— begin QUOTED TEXT —

The slate of resolutions for this year’s annual meeting won’t be released until Tuesday, but many Southern Baptist leaders expect there to be at least one resolution and possibly also a motion from the floor to clarify the denomination’s position on CRT. A 2019 resolution on the issue has been condemned by conservative critics as an endorsement.
The divides on many of these topics—abuse, CRT, EC leadership, Paige Patterson, Russell Moore—map atop each other. Though the recent leaks shifted the conversation ahead of the meeting, many of the supporters and critics find themselves in the same corners.
“For those at the extremes, the recent flurry has no impact. However, those who were not paying attention (I believe) are beginning to do so,’” said pastor and former missionary Jeremy Parks, who wrote about Patterson’s influence on the upcoming presidential election. “They will probably show up and simply say, ‘No, let’s go in a different direction.’”
Leaders in the conservative subgroup, which numbers at least 6,000 members, have also spoken about the importance of the convention’s direction. They allege that the SBC is drifting and blame leaders like president Greear, who leads The Summit Church in North Carolina; Dhati Lewis, who heads up the SBC’s church-planting Send Network; and Akin at Southeastern. Each were referenced in a video clip the Conservative Baptist Network posted Wednesday.
Akin, who has attended every annual meeting but one over the past 40 years, said the division within the denomination doesn’t compare to the level of animosity during the Conservative Resurgence in the ’80s, when 30,000 to 40,000 Southern Baptists attended its annual meetings. But it’s still a mess, he said.
“One of the reasons we are a mess right now is that unfortunately social media has provided an outlet for people to misrepresent—maybe misunderstand but misrepresent—one another. And as a result of that, there’s a lot of suspicion and a lot of questioning that really shouldn’t be taking place,” said Akin.

— end QUOTED TEXT —
— begin DATASET SECTION —

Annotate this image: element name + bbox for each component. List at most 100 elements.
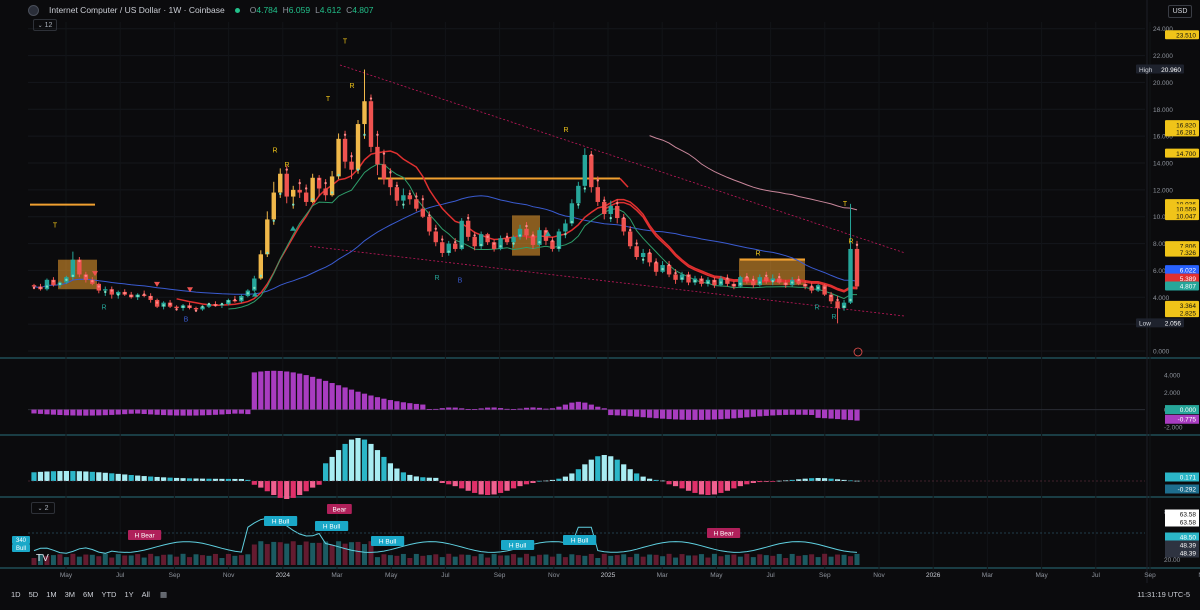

— end DATASET SECTION —

(PROBLEM TO WORK ON)
Reproduce, word for word and in full, the passage on divisions among Southern Baptists ahead of their annual meeting.

(SOLUTION FOR THIS TASK)
The slate of resolutions for this year’s annual meeting won’t be released until Tuesday, but many Southern Baptist leaders expect there to be at least one resolution and possibly also a motion from the floor to clarify the denomination’s position on CRT. A 2019 resolution on the issue has been condemned by conservative critics as an endorsement.
The divides on many of these topics—abuse, CRT, EC leadership, Paige Patterson, Russell Moore—map atop each other. Though the recent leaks shifted the conversation ahead of the meeting, many of the supporters and critics find themselves in the same corners.
“For those at the extremes, the recent flurry has no impact. However, those who were not paying attention (I believe) are beginning to do so,’” said pastor and former missionary Jeremy Parks, who wrote about Patterson’s influence on the upcoming presidential election. “They will probably show up and simply say, ‘No, let’s go in a different direction.’”
Leaders in the conservative subgroup, which numbers at least 6,000 members, have also spoken about the importance of the convention’s direction. They allege that the SBC is drifting and blame leaders like president Greear, who leads The Summit Church in North Carolina; Dhati Lewis, who heads up the SBC’s church-planting Send Network; and Akin at Southeastern. Each were referenced in a video clip the Conservative Baptist Network posted Wednesday.
Akin, who has attended every annual meeting but one over the past 40 years, said the division within the denomination doesn’t compare to the level of animosity during the Conservative Resurgence in the ’80s, when 30,000 to 40,000 Southern Baptists attended its annual meetings. But it’s still a mess, he said.
“One of the reasons we are a mess right now is that unfortunately social media has provided an outlet for people to misrepresent—maybe misunderstand but misrepresent—one another. And as a result of that, there’s a lot of suspicion and a lot of questioning that really shouldn’t be taking place,” said Akin.